### Problem statement
Your task is to copy the listing exactly. Drop any pictures from the copy.
- - -
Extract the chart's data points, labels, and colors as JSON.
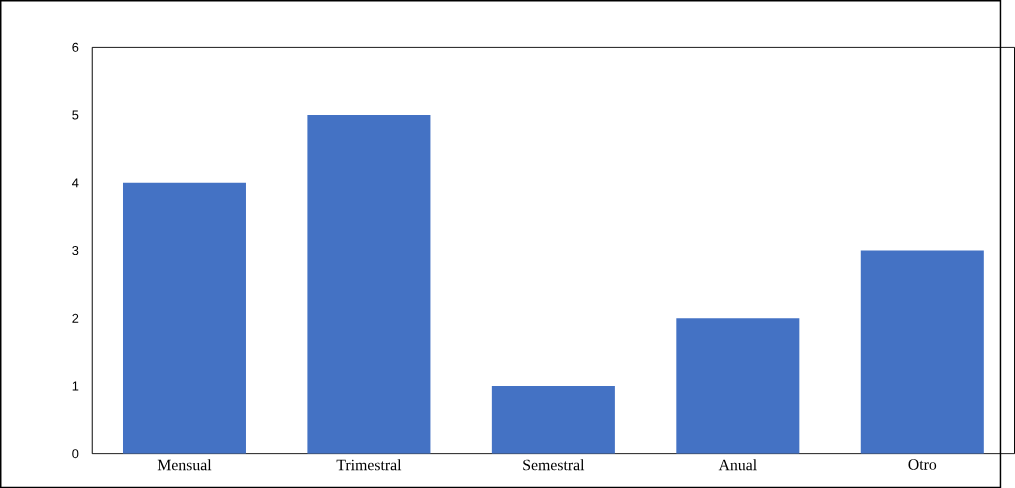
{
  "chart_data": {
    "type": "bar",
    "categories": [
      "Mensual",
      "Trimestral",
      "Semestral",
      "Anual",
      "Otro"
    ],
    "values": [
      4,
      5,
      1,
      2,
      3
    ],
    "color": "#4472c4",
    "ylim": [
      0,
      6
    ],
    "yticks": [
      0,
      1,
      2,
      3,
      4,
      5,
      6
    ]
  }
}
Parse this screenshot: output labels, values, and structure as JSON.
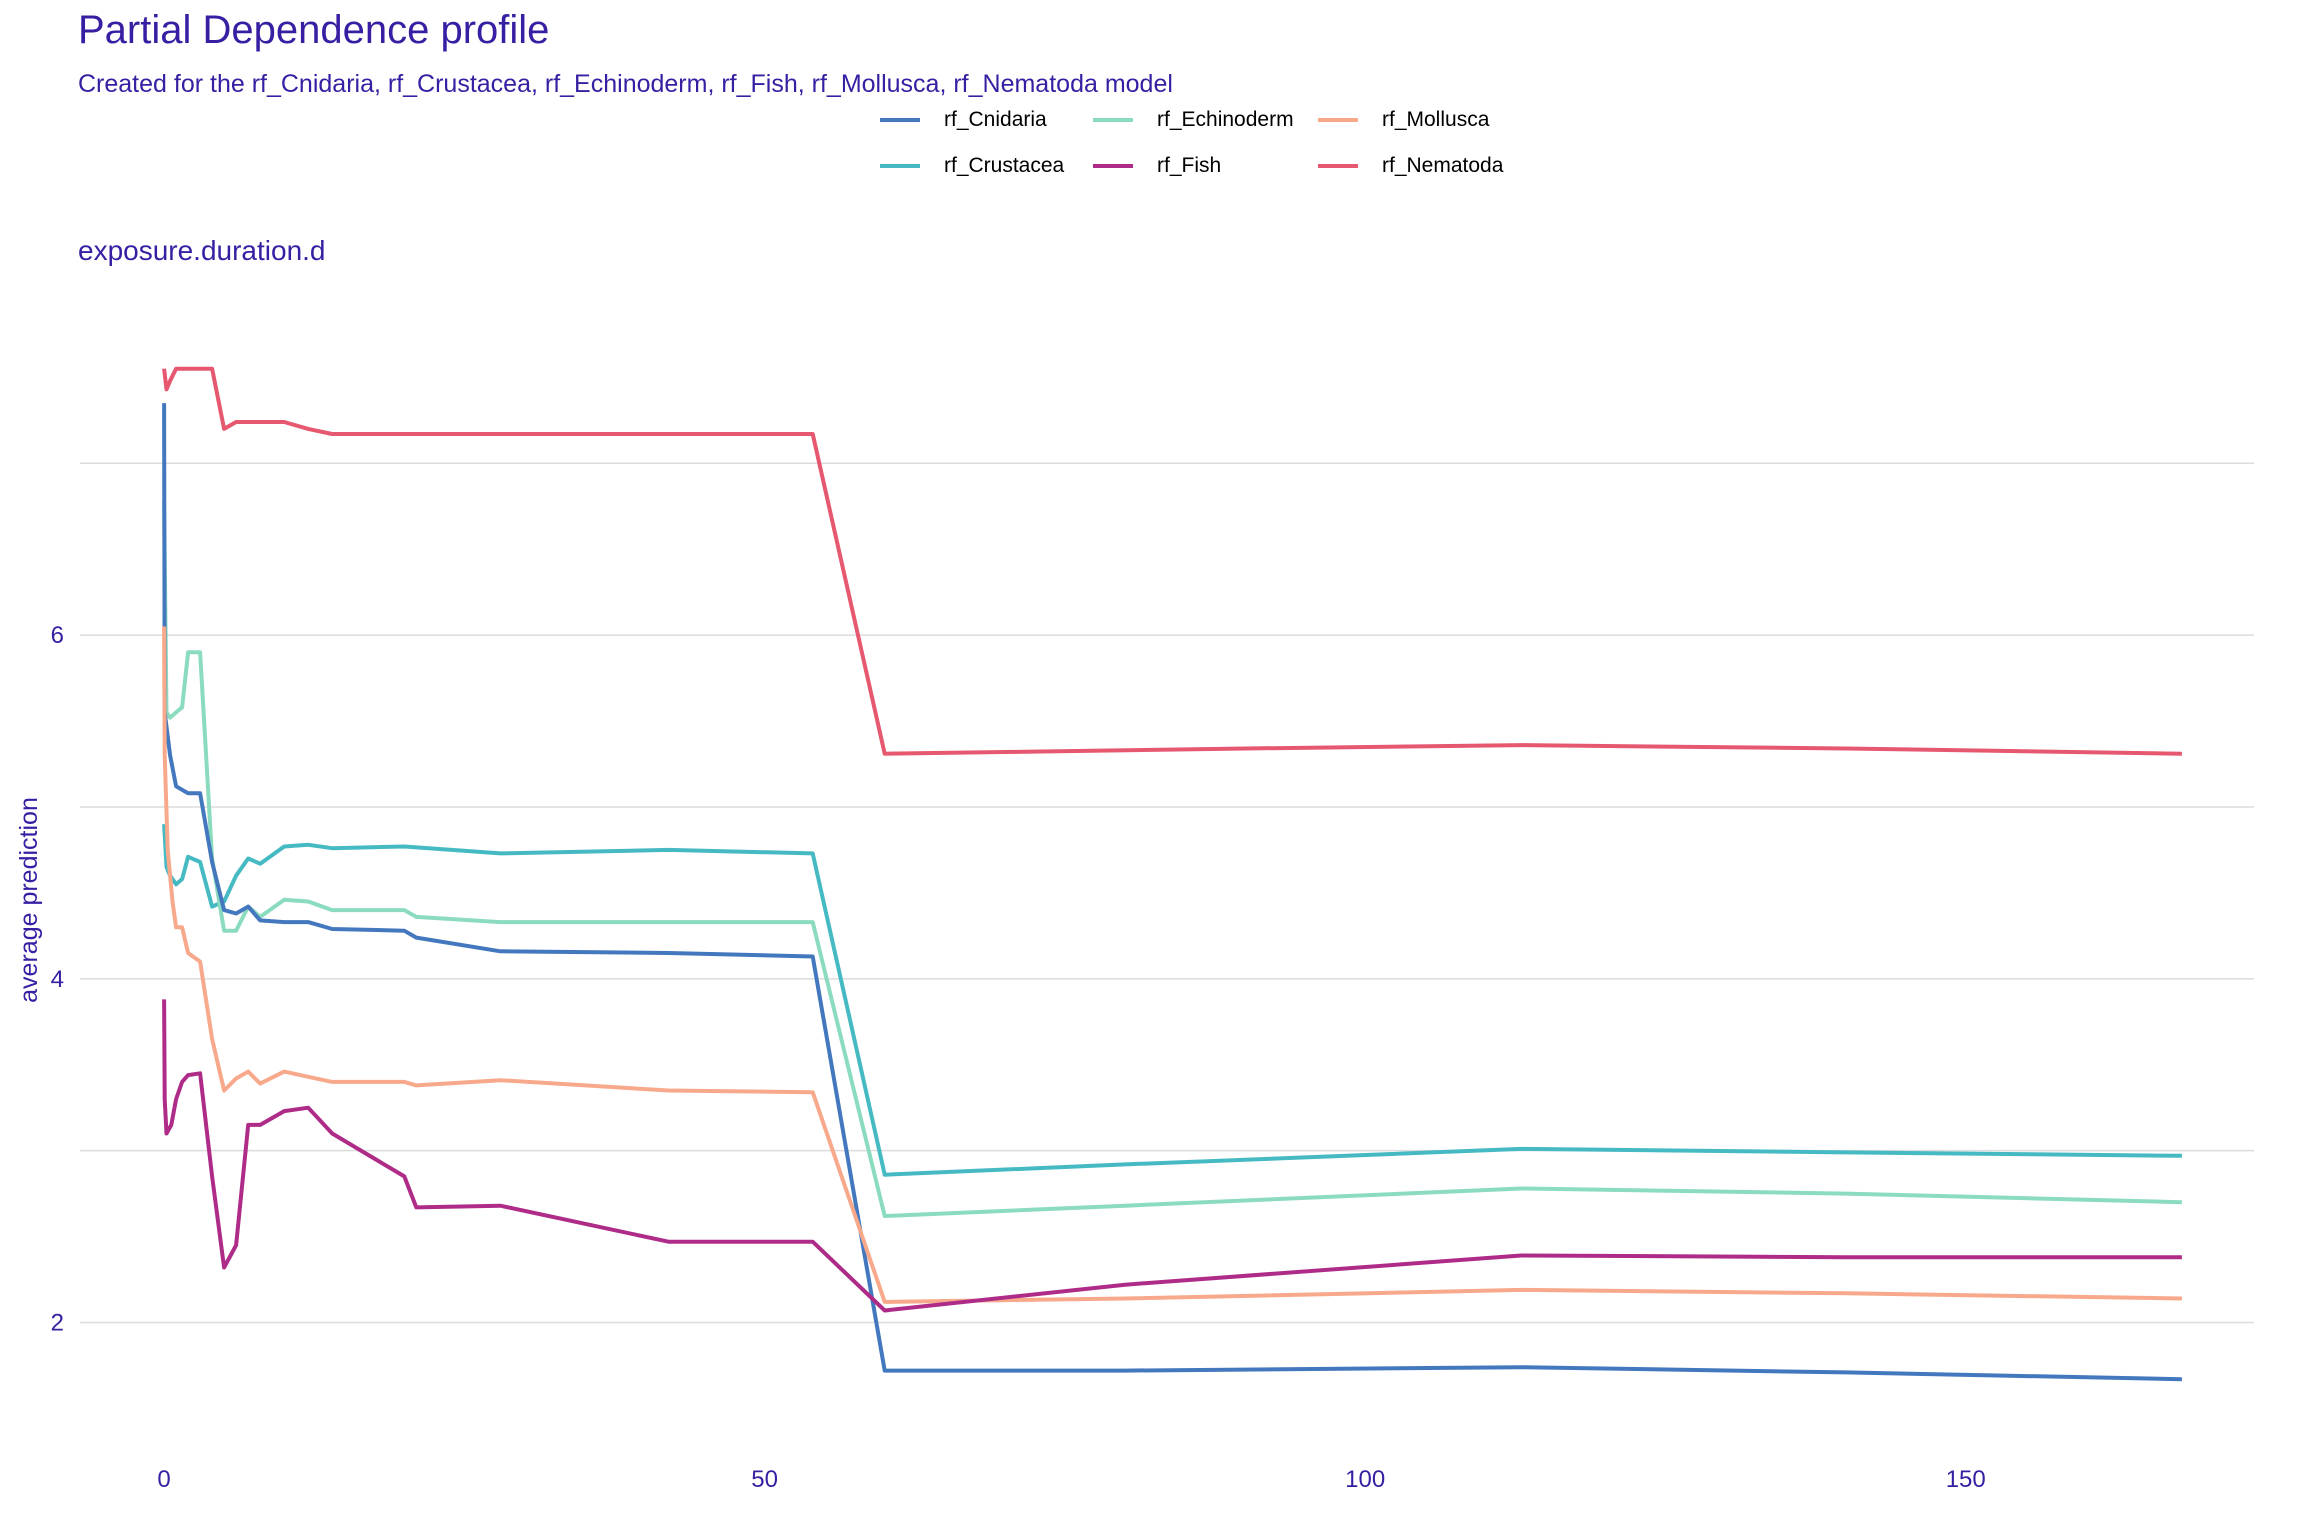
- - -
### Expected answer
Extract the chart's data points, labels, and colors as JSON.
{
  "chart_data": {
    "type": "bar",
    "categories": [
      "Mensual",
      "Trimestral",
      "Semestral",
      "Anual",
      "Otro"
    ],
    "values": [
      4,
      5,
      1,
      2,
      3
    ],
    "color": "#4472c4",
    "ylim": [
      0,
      6
    ],
    "yticks": [
      0,
      1,
      2,
      3,
      4,
      5,
      6
    ]
  }
}
Parse this screenshot: output labels, values, and structure as JSON.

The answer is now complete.